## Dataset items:
------------------------------------------------------------

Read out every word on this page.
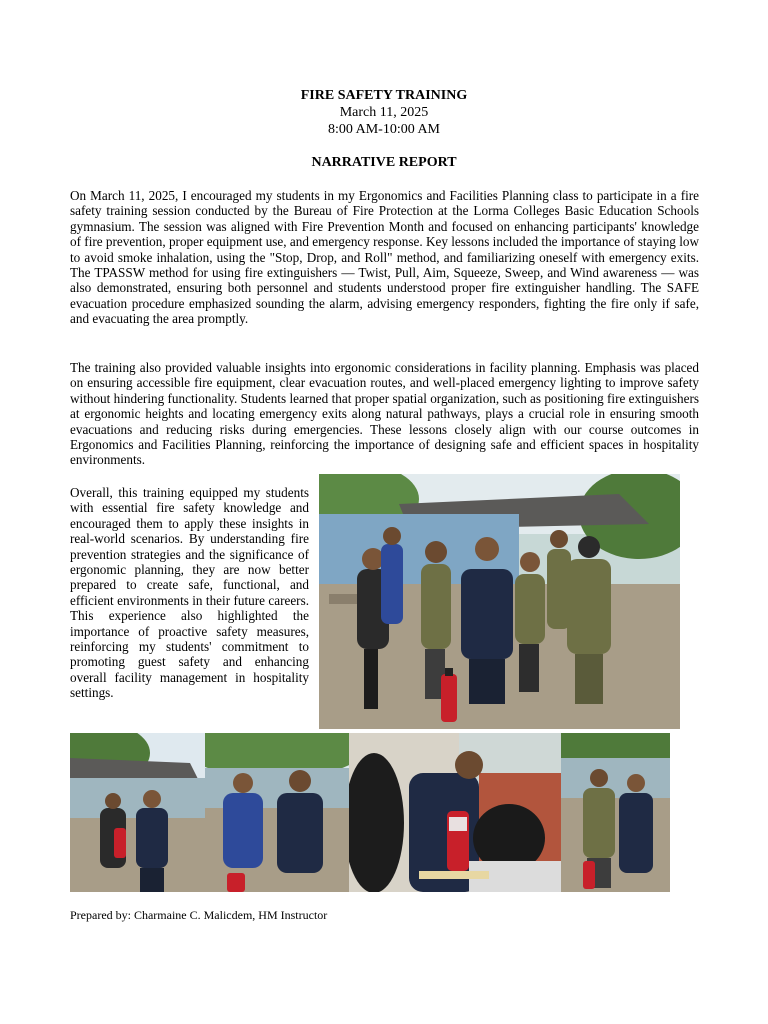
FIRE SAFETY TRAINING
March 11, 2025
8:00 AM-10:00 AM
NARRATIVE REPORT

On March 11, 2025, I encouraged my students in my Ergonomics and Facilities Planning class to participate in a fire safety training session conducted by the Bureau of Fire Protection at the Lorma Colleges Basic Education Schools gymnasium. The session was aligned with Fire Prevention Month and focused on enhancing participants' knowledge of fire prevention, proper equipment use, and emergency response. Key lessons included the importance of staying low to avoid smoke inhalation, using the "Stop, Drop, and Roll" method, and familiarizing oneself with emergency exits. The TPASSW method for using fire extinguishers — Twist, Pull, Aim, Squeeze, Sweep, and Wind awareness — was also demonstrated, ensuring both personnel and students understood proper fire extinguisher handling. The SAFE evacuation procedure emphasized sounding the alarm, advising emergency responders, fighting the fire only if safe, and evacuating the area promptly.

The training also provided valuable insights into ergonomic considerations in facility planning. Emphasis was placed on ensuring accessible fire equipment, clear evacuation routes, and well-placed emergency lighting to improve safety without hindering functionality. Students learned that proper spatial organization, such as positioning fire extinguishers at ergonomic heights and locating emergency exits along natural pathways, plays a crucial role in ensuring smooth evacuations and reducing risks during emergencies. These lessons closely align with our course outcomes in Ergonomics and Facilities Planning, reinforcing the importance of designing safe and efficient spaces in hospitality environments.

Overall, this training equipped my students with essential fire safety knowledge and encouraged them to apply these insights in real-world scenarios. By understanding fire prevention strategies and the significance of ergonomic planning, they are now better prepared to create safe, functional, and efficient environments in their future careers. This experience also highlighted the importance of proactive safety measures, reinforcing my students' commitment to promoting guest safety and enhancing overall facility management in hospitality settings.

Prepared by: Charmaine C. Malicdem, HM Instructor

------------------------------------------------------------

## To do:
Return each line where "this" shows up.

## Task response:
Read out every word on this page.
Overall, this training equipped my students with essential fire safety knowledge and encouraged them to apply these insights in real-world scenarios. By understanding fire prevention strategies and the significance of ergonomic planning, they are now better prepared to create safe, functional, and efficient environments in their future careers. This experience also highlighted the importance of proactive safety measures, reinforcing my students' commitment to promoting guest safety and enhancing overall facility management in hospitality settings.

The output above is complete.